**Exercise prompt:** Restate all the data word for word and omit the pictures.
====== Material provided
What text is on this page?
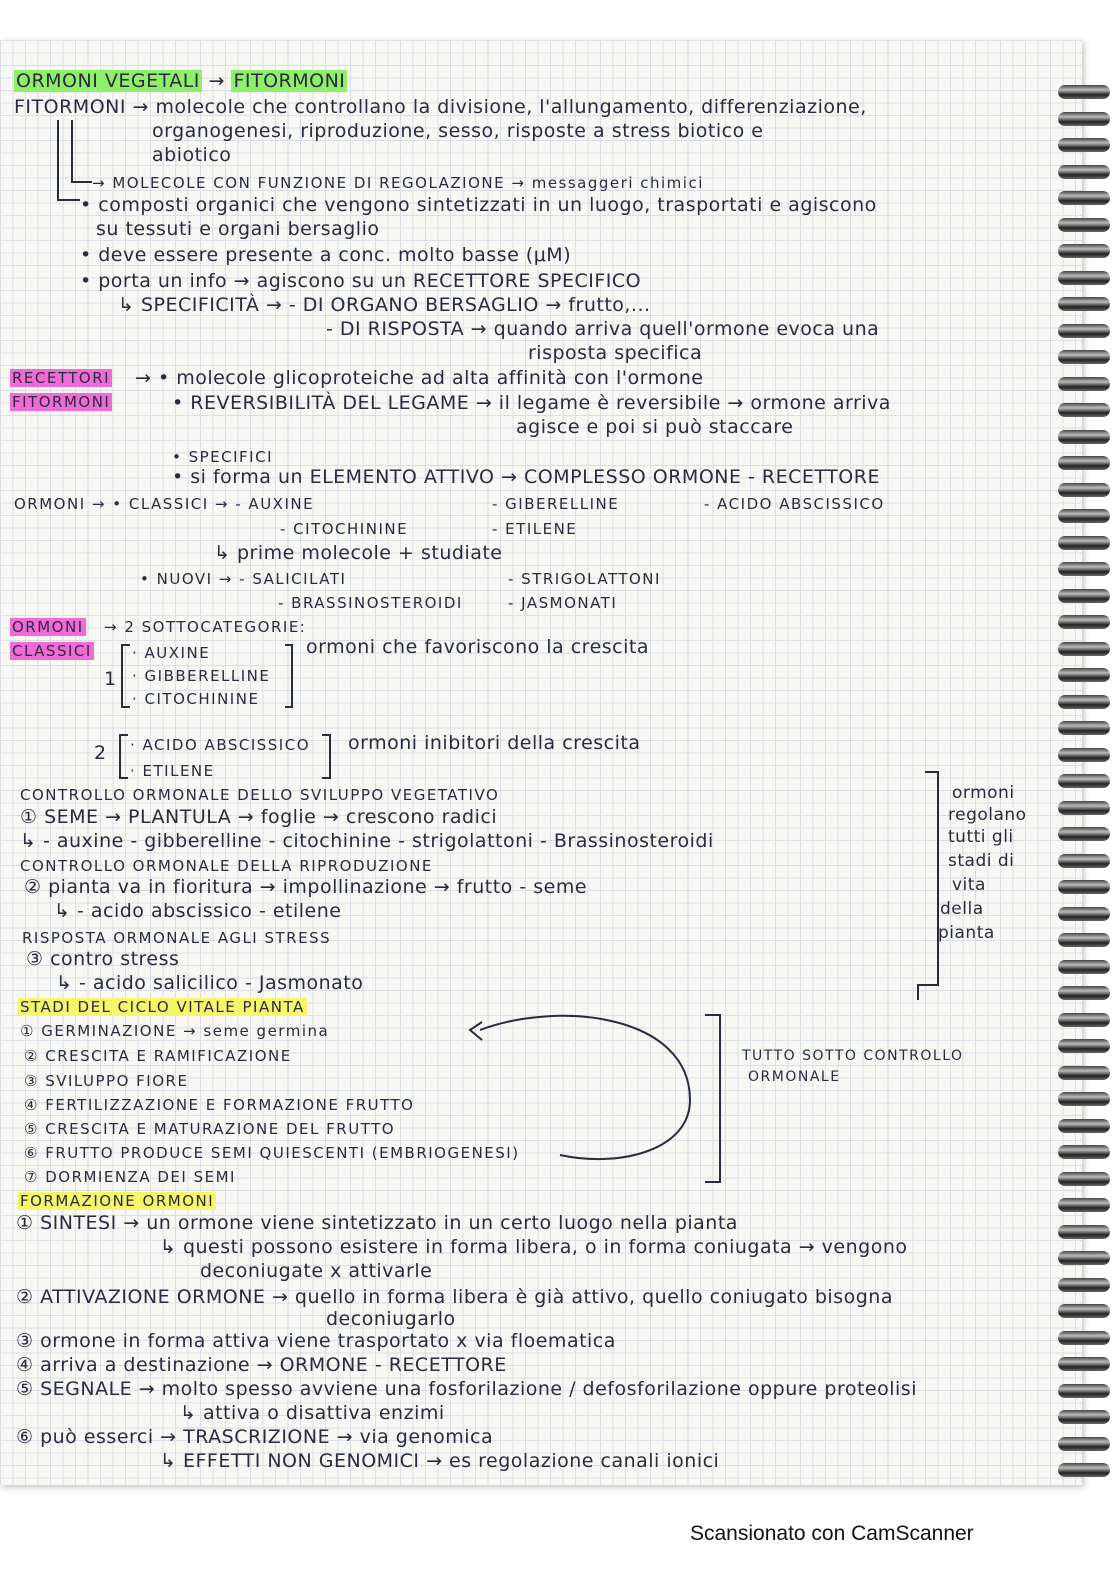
ORMONI VEGETALI → FITORMONI
FITORMONI → molecole che controllano la divisione, l'allungamento, differenziazione,
organogenesi, riproduzione, sesso, risposte a stress biotico e
abiotico
→ MOLECOLE CON FUNZIONE DI REGOLAZIONE → messaggeri chimici
• composti organici che vengono sintetizzati in un luogo, trasportati e agiscono
su tessuti e organi bersaglio
• deve essere presente a conc. molto basse (μM)
• porta un info → agiscono su un RECETTORE SPECIFICO
↳ SPECIFICITÀ → - DI ORGANO BERSAGLIO → frutto,...
- DI RISPOSTA → quando arriva quell'ormone evoca una
risposta specifica
RECETTORI
FITORMONI
→ • molecole glicoproteiche ad alta affinità con l'ormone
• REVERSIBILITÀ DEL LEGAME → il legame è reversibile → ormone arriva
agisce e poi si può staccare
• SPECIFICI
• si forma un ELEMENTO ATTIVO → COMPLESSO ORMONE - RECETTORE
ORMONI → • CLASSICI → - AUXINE	- GIBERELLINE	- ACIDO ABSCISSICO
- CITOCHININE	- ETILENE
↳ prime molecole + studiate
• NUOVI → - SALICILATI	- STRIGOLATTONI
- BRASSINOSTEROIDI	- JASMONATI
ORMONI
CLASSICI
→ 2 SOTTOCATEGORIE:
1
· AUXINE
· GIBBERELLINE
· CITOCHININE
ormoni che favoriscono la crescita
2 · ACIDO ABSCISSICO
· ETILENE
ormoni inibitori della crescita
CONTROLLO ORMONALE DELLO SVILUPPO VEGETATIVO
① SEME → PLANTULA → foglie → crescono radici
↳ - auxine - gibberelline - citochinine - strigolattoni - Brassinosteroidi
CONTROLLO ORMONALE DELLA RIPRODUZIONE
② pianta va in fioritura → impollinazione → frutto - seme
↳ - acido abscissico - etilene
RISPOSTA ORMONALE AGLI STRESS
③ contro stress
↳ - acido salicilico - Jasmonato
ormoni
regolano
tutti gli
stadi di
vita
della
pianta
STADI DEL CICLO VITALE PIANTA
① GERMINAZIONE → seme germina
② CRESCITA E RAMIFICAZIONE
③ SVILUPPO FIORE
④ FERTILIZZAZIONE E FORMAZIONE FRUTTO
⑤ CRESCITA E MATURAZIONE DEL FRUTTO
⑥ FRUTTO PRODUCE SEMI QUIESCENTI (EMBRIOGENESI)
⑦ DORMIENZA DEI SEMI
TUTTO SOTTO CONTROLLO
ORMONALE
FORMAZIONE ORMONI
① SINTESI → un ormone viene sintetizzato in un certo luogo nella pianta
↳ questi possono esistere in forma libera, o in forma coniugata → vengono
deconiugate x attivarle
② ATTIVAZIONE ORMONE → quello in forma libera è già attivo, quello coniugato bisogna
deconiugarlo
③ ormone in forma attiva viene trasportato x via floematica
④ arriva a destinazione → ORMONE - RECETTORE
⑤ SEGNALE → molto spesso avviene una fosforilazione / defosforilazione oppure proteolisi
↳ attiva o disattiva enzimi
⑥ può esserci → TRASCRIZIONE → via genomica
↳ EFFETTI NON GENOMICI → es regolazione canali ionici
Scansionato con CamScanner
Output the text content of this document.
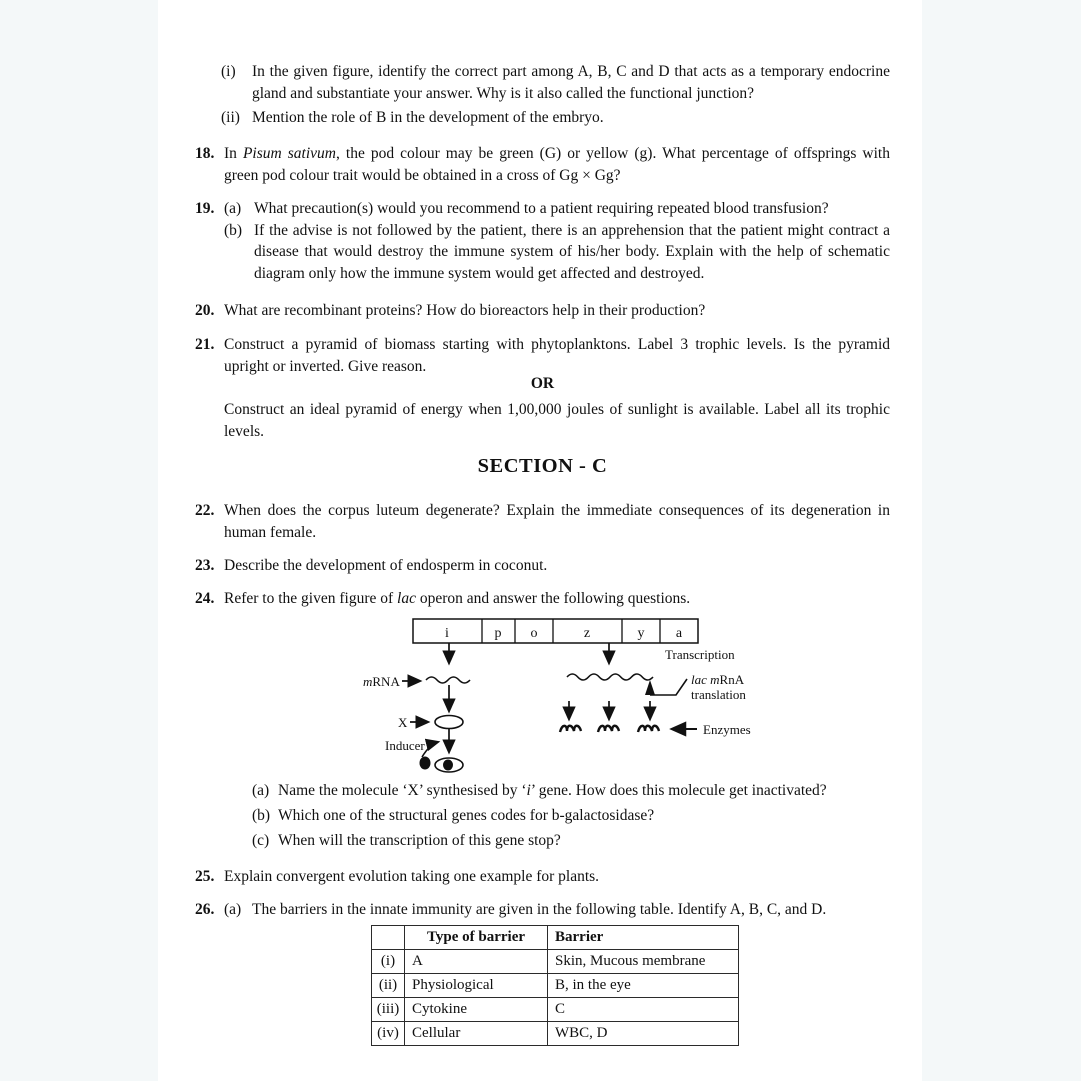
(i)	In the given figure, identify the correct part among A, B, C and D that acts as a temporary endocrine gland and substantiate your answer. Why is it also called the functional junction?
(ii) Mention the role of B in the development of the embryo.
18. In Pisum sativum, the pod colour may be green (G) or yellow (g). What percentage of offsprings with green pod colour trait would be obtained in a cross of Gg × Gg?
19. (a) What precaution(s) would you recommend to a patient requiring repeated blood transfusion?
(b) If the advise is not followed by the patient, there is an apprehension that the patient might contract a disease that would destroy the immune system of his/her body. Explain with the help of schematic diagram only how the immune system would get affected and destroyed.
20. What are recombinant proteins? How do bioreactors help in their production?
21. Construct a pyramid of biomass starting with phytoplanktons. Label 3 trophic levels. Is the pyramid upright or inverted. Give reason.
OR
Construct an ideal pyramid of energy when 1,00,000 joules of sunlight is available. Label all its trophic levels.
SECTION - C
22. When does the corpus luteum degenerate? Explain the immediate consequences of its degeneration in human female.
23. Describe the development of endosperm in coconut.
24. Refer to the given figure of lac operon and answer the following questions.
i	p o	z	y a
Transcription
mRNA
X
Inducer
lac mRnA
translation
Enzymes
(a) Name the molecule ‘X’ synthesised by ‘i’ gene. How does this molecule get inactivated?
(b) Which one of the structural genes codes for b-galactosidase?
(c) When will the transcription of this gene stop?
25. Explain convergent evolution taking one example for plants.
26. (a) The barriers in the innate immunity are given in the following table. Identify A, B, C, and D.
	Type of barrier	Barrier
(i)	A	Skin, Mucous membrane
(ii)	Physiological	B, in the eye
(iii)	Cytokine	C
(iv)	Cellular	WBC, D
============
**Output below:**
What text is on this page?
ORMONI VEGETALI → FITORMONI
FITORMONI → molecole che controllano la divisione, l'allungamento, differenziazione,
organogenesi, riproduzione, sesso, risposte a stress biotico e
abiotico
→ MOLECOLE CON FUNZIONE DI REGOLAZIONE → messaggeri chimici
• composti organici che vengono sintetizzati in un luogo, trasportati e agiscono
su tessuti e organi bersaglio
• deve essere presente a conc. molto basse (μM)
• porta un info → agiscono su un RECETTORE SPECIFICO
↳ SPECIFICITÀ → - DI ORGANO BERSAGLIO → frutto,...
- DI RISPOSTA → quando arriva quell'ormone evoca una
risposta specifica
RECETTORI
FITORMONI
→ • molecole glicoproteiche ad alta affinità con l'ormone
• REVERSIBILITÀ DEL LEGAME → il legame è reversibile → ormone arriva
agisce e poi si può staccare
• SPECIFICI
• si forma un ELEMENTO ATTIVO → COMPLESSO ORMONE - RECETTORE
ORMONI → • CLASSICI → - AUXINE	- GIBERELLINE	- ACIDO ABSCISSICO
- CITOCHININE	- ETILENE
↳ prime molecole + studiate
• NUOVI → - SALICILATI	- STRIGOLATTONI
- BRASSINOSTEROIDI	- JASMONATI
ORMONI
CLASSICI
→ 2 SOTTOCATEGORIE:
1
· AUXINE
· GIBBERELLINE
· CITOCHININE
ormoni che favoriscono la crescita
2 · ACIDO ABSCISSICO
· ETILENE
ormoni inibitori della crescita
CONTROLLO ORMONALE DELLO SVILUPPO VEGETATIVO
① SEME → PLANTULA → foglie → crescono radici
↳ - auxine - gibberelline - citochinine - strigolattoni - Brassinosteroidi
CONTROLLO ORMONALE DELLA RIPRODUZIONE
② pianta va in fioritura → impollinazione → frutto - seme
↳ - acido abscissico - etilene
RISPOSTA ORMONALE AGLI STRESS
③ contro stress
↳ - acido salicilico - Jasmonato
ormoni
regolano
tutti gli
stadi di
vita
della
pianta
STADI DEL CICLO VITALE PIANTA
① GERMINAZIONE → seme germina
② CRESCITA E RAMIFICAZIONE
③ SVILUPPO FIORE
④ FERTILIZZAZIONE E FORMAZIONE FRUTTO
⑤ CRESCITA E MATURAZIONE DEL FRUTTO
⑥ FRUTTO PRODUCE SEMI QUIESCENTI (EMBRIOGENESI)
⑦ DORMIENZA DEI SEMI
TUTTO SOTTO CONTROLLO
ORMONALE
FORMAZIONE ORMONI
① SINTESI → un ormone viene sintetizzato in un certo luogo nella pianta
↳ questi possono esistere in forma libera, o in forma coniugata → vengono
deconiugate x attivarle
② ATTIVAZIONE ORMONE → quello in forma libera è già attivo, quello coniugato bisogna
deconiugarlo
③ ormone in forma attiva viene trasportato x via floematica
④ arriva a destinazione → ORMONE - RECETTORE
⑤ SEGNALE → molto spesso avviene una fosforilazione / defosforilazione oppure proteolisi
↳ attiva o disattiva enzimi
⑥ può esserci → TRASCRIZIONE → via genomica
↳ EFFETTI NON GENOMICI → es regolazione canali ionici
Scansionato con CamScanner
Output the text content of this document.
(i)	In the given figure, identify the correct part among A, B, C and D that acts as a temporary endocrine gland and substantiate your answer. Why is it also called the functional junction?
(ii) Mention the role of B in the development of the embryo.
18. In Pisum sativum, the pod colour may be green (G) or yellow (g). What percentage of offsprings with green pod colour trait would be obtained in a cross of Gg × Gg?
19. (a) What precaution(s) would you recommend to a patient requiring repeated blood transfusion?
(b) If the advise is not followed by the patient, there is an apprehension that the patient might contract a disease that would destroy the immune system of his/her body. Explain with the help of schematic diagram only how the immune system would get affected and destroyed.
20. What are recombinant proteins? How do bioreactors help in their production?
21. Construct a pyramid of biomass starting with phytoplanktons. Label 3 trophic levels. Is the pyramid upright or inverted. Give reason.
OR
Construct an ideal pyramid of energy when 1,00,000 joules of sunlight is available. Label all its trophic levels.
SECTION - C
22. When does the corpus luteum degenerate? Explain the immediate consequences of its degeneration in human female.
23. Describe the development of endosperm in coconut.
24. Refer to the given figure of lac operon and answer the following questions.
i	p o	z	y a
Transcription
mRNA
X
Inducer
lac mRnA
translation
Enzymes
(a) Name the molecule ‘X’ synthesised by ‘i’ gene. How does this molecule get inactivated?
(b) Which one of the structural genes codes for b-galactosidase?
(c) When will the transcription of this gene stop?
25. Explain convergent evolution taking one example for plants.
26. (a) The barriers in the innate immunity are given in the following table. Identify A, B, C, and D.
	Type of barrier	Barrier
(i)	A	Skin, Mucous membrane
(ii)	Physiological	B, in the eye
(iii)	Cytokine	C
(iv)	Cellular	WBC, D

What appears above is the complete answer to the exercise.